- **Provided data**:

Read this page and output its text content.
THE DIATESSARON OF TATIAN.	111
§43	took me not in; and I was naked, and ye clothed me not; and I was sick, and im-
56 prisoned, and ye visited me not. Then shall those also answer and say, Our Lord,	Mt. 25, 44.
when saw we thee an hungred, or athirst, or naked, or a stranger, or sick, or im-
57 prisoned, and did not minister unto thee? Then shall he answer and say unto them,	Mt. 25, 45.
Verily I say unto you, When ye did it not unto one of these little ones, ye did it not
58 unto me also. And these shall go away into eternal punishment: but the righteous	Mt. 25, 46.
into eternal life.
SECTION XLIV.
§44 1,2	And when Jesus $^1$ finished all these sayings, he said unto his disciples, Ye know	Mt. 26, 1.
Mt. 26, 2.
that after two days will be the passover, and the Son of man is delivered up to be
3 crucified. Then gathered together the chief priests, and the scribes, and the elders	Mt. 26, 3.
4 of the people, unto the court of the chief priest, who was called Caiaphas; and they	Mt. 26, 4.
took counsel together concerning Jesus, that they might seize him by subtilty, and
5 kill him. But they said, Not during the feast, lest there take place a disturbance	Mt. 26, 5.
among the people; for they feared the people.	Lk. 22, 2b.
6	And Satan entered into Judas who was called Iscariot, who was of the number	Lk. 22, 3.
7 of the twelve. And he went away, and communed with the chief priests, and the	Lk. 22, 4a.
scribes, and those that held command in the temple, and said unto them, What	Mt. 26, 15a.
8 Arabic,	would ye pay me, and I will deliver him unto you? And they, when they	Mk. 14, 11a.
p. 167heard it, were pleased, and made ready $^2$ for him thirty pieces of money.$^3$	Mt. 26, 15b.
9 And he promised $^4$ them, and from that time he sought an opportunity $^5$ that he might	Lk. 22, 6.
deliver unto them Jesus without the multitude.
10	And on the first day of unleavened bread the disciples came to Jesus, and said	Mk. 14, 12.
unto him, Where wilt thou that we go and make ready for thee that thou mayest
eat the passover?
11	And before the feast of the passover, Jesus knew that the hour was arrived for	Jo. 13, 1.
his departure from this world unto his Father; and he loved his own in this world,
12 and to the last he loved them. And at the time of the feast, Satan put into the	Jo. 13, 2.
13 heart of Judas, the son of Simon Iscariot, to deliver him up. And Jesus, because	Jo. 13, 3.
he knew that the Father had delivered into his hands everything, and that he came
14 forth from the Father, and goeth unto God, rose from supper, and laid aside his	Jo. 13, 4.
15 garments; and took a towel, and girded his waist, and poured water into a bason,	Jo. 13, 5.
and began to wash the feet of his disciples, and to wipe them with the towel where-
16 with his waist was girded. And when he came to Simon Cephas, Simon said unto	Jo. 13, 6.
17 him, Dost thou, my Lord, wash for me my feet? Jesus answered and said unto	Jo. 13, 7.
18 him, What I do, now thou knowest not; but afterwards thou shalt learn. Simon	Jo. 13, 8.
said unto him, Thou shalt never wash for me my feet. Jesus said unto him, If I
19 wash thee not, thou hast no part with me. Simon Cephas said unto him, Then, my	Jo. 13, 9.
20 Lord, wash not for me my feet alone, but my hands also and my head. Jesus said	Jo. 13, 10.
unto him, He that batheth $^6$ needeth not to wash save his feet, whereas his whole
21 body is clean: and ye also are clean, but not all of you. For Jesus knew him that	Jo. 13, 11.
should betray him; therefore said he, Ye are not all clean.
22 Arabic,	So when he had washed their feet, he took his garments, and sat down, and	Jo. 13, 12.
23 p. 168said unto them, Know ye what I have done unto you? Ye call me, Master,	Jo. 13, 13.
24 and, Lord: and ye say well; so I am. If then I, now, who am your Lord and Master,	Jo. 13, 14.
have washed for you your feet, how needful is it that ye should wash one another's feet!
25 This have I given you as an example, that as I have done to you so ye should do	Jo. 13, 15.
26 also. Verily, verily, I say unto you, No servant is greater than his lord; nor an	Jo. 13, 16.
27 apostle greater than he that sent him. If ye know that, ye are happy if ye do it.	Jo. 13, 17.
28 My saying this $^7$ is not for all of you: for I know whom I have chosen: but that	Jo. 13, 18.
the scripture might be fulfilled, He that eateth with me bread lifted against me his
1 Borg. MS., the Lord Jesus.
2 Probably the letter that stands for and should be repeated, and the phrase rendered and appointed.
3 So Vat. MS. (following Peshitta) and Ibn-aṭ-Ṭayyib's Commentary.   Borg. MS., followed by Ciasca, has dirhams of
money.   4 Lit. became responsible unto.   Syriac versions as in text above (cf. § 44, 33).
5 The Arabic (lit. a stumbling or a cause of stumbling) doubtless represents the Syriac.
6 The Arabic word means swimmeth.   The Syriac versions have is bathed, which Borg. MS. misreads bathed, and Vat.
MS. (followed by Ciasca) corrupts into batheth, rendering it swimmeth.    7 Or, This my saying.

- **Short exercise**:
The records above must be repeated exactly, every one of them.

- **Full response**:
Read this page and output its text content.
THE DIATESSARON OF TATIAN.	111
§43	took me not in; and I was naked, and ye clothed me not; and I was sick, and im-
56 prisoned, and ye visited me not. Then shall those also answer and say, Our Lord,	Mt. 25, 44.
when saw we thee an hungred, or athirst, or naked, or a stranger, or sick, or im-
57 prisoned, and did not minister unto thee? Then shall he answer and say unto them,	Mt. 25, 45.
Verily I say unto you, When ye did it not unto one of these little ones, ye did it not
58 unto me also. And these shall go away into eternal punishment: but the righteous	Mt. 25, 46.
into eternal life.
SECTION XLIV.
§44 1,2	And when Jesus $^1$ finished all these sayings, he said unto his disciples, Ye know	Mt. 26, 1.
Mt. 26, 2.
that after two days will be the passover, and the Son of man is delivered up to be
3 crucified. Then gathered together the chief priests, and the scribes, and the elders	Mt. 26, 3.
4 of the people, unto the court of the chief priest, who was called Caiaphas; and they	Mt. 26, 4.
took counsel together concerning Jesus, that they might seize him by subtilty, and
5 kill him. But they said, Not during the feast, lest there take place a disturbance	Mt. 26, 5.
among the people; for they feared the people.	Lk. 22, 2b.
6	And Satan entered into Judas who was called Iscariot, who was of the number	Lk. 22, 3.
7 of the twelve. And he went away, and communed with the chief priests, and the	Lk. 22, 4a.
scribes, and those that held command in the temple, and said unto them, What	Mt. 26, 15a.
8 Arabic,	would ye pay me, and I will deliver him unto you? And they, when they	Mk. 14, 11a.
p. 167heard it, were pleased, and made ready $^2$ for him thirty pieces of money.$^3$	Mt. 26, 15b.
9 And he promised $^4$ them, and from that time he sought an opportunity $^5$ that he might	Lk. 22, 6.
deliver unto them Jesus without the multitude.
10	And on the first day of unleavened bread the disciples came to Jesus, and said	Mk. 14, 12.
unto him, Where wilt thou that we go and make ready for thee that thou mayest
eat the passover?
11	And before the feast of the passover, Jesus knew that the hour was arrived for	Jo. 13, 1.
his departure from this world unto his Father; and he loved his own in this world,
12 and to the last he loved them. And at the time of the feast, Satan put into the	Jo. 13, 2.
13 heart of Judas, the son of Simon Iscariot, to deliver him up. And Jesus, because	Jo. 13, 3.
he knew that the Father had delivered into his hands everything, and that he came
14 forth from the Father, and goeth unto God, rose from supper, and laid aside his	Jo. 13, 4.
15 garments; and took a towel, and girded his waist, and poured water into a bason,	Jo. 13, 5.
and began to wash the feet of his disciples, and to wipe them with the towel where-
16 with his waist was girded. And when he came to Simon Cephas, Simon said unto	Jo. 13, 6.
17 him, Dost thou, my Lord, wash for me my feet? Jesus answered and said unto	Jo. 13, 7.
18 him, What I do, now thou knowest not; but afterwards thou shalt learn. Simon	Jo. 13, 8.
said unto him, Thou shalt never wash for me my feet. Jesus said unto him, If I
19 wash thee not, thou hast no part with me. Simon Cephas said unto him, Then, my	Jo. 13, 9.
20 Lord, wash not for me my feet alone, but my hands also and my head. Jesus said	Jo. 13, 10.
unto him, He that batheth $^6$ needeth not to wash save his feet, whereas his whole
21 body is clean: and ye also are clean, but not all of you. For Jesus knew him that	Jo. 13, 11.
should betray him; therefore said he, Ye are not all clean.
22 Arabic,	So when he had washed their feet, he took his garments, and sat down, and	Jo. 13, 12.
23 p. 168said unto them, Know ye what I have done unto you? Ye call me, Master,	Jo. 13, 13.
24 and, Lord: and ye say well; so I am. If then I, now, who am your Lord and Master,	Jo. 13, 14.
have washed for you your feet, how needful is it that ye should wash one another's feet!
25 This have I given you as an example, that as I have done to you so ye should do	Jo. 13, 15.
26 also. Verily, verily, I say unto you, No servant is greater than his lord; nor an	Jo. 13, 16.
27 apostle greater than he that sent him. If ye know that, ye are happy if ye do it.	Jo. 13, 17.
28 My saying this $^7$ is not for all of you: for I know whom I have chosen: but that	Jo. 13, 18.
the scripture might be fulfilled, He that eateth with me bread lifted against me his
1 Borg. MS., the Lord Jesus.
2 Probably the letter that stands for and should be repeated, and the phrase rendered and appointed.
3 So Vat. MS. (following Peshitta) and Ibn-aṭ-Ṭayyib's Commentary.   Borg. MS., followed by Ciasca, has dirhams of
money.   4 Lit. became responsible unto.   Syriac versions as in text above (cf. § 44, 33).
5 The Arabic (lit. a stumbling or a cause of stumbling) doubtless represents the Syriac.
6 The Arabic word means swimmeth.   The Syriac versions have is bathed, which Borg. MS. misreads bathed, and Vat.
MS. (followed by Ciasca) corrupts into batheth, rendering it swimmeth.    7 Or, This my saying.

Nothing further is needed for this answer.